**DATA EXTRACT**:
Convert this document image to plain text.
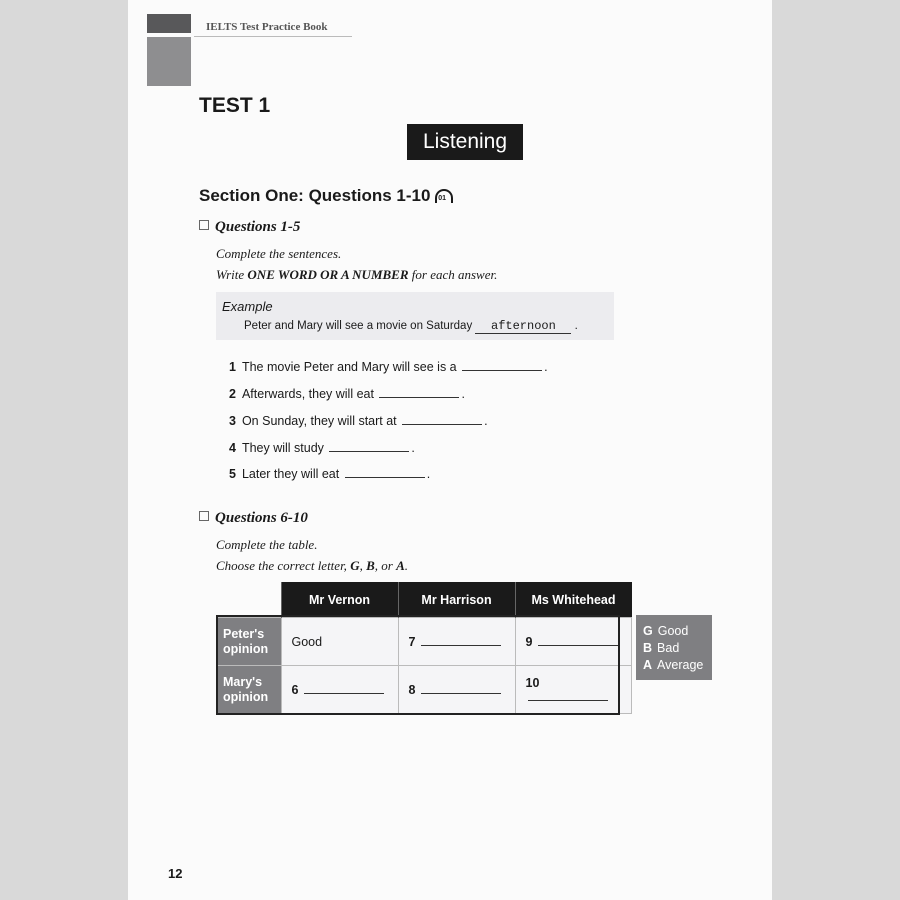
IELTS Test Practice Book
TEST 1
Listening
Section One: Questions 1-10 01
Questions 1-5
Complete the sentences.
Write ONE WORD OR A NUMBER for each answer.
Example
Peter and Mary will see a movie on Saturday afternoon .
1 The movie Peter and Mary will see is a	.
2 Afterwards, they will eat	.
3 On Sunday, they will start at	.
4 They will study	.
5 Later they will eat	.
Questions 6-10
Complete the table.
Choose the correct letter, G, B, or A.
	Mr Vernon	Mr Harrison	Ms Whitehead
Peter's opinion	Good	7	9
Mary's opinion	6	8	10
G Good
B Bad
A Average
12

**TASK TO CARRY OUT**: Each record must be quoted in full and exactly. Do not include the pictures.

**FINAL ANSWER**:
Convert this document image to plain text.
IELTS Test Practice Book
TEST 1
Listening
Section One: Questions 1-10 01
Questions 1-5
Complete the sentences.
Write ONE WORD OR A NUMBER for each answer.
Example
Peter and Mary will see a movie on Saturday afternoon .
1 The movie Peter and Mary will see is a	.
2 Afterwards, they will eat	.
3 On Sunday, they will start at	.
4 They will study	.
5 Later they will eat	.
Questions 6-10
Complete the table.
Choose the correct letter, G, B, or A.
	Mr Vernon	Mr Harrison	Ms Whitehead
Peter's opinion	Good	7	9
Mary's opinion	6	8	10
G Good
B Bad
A Average
12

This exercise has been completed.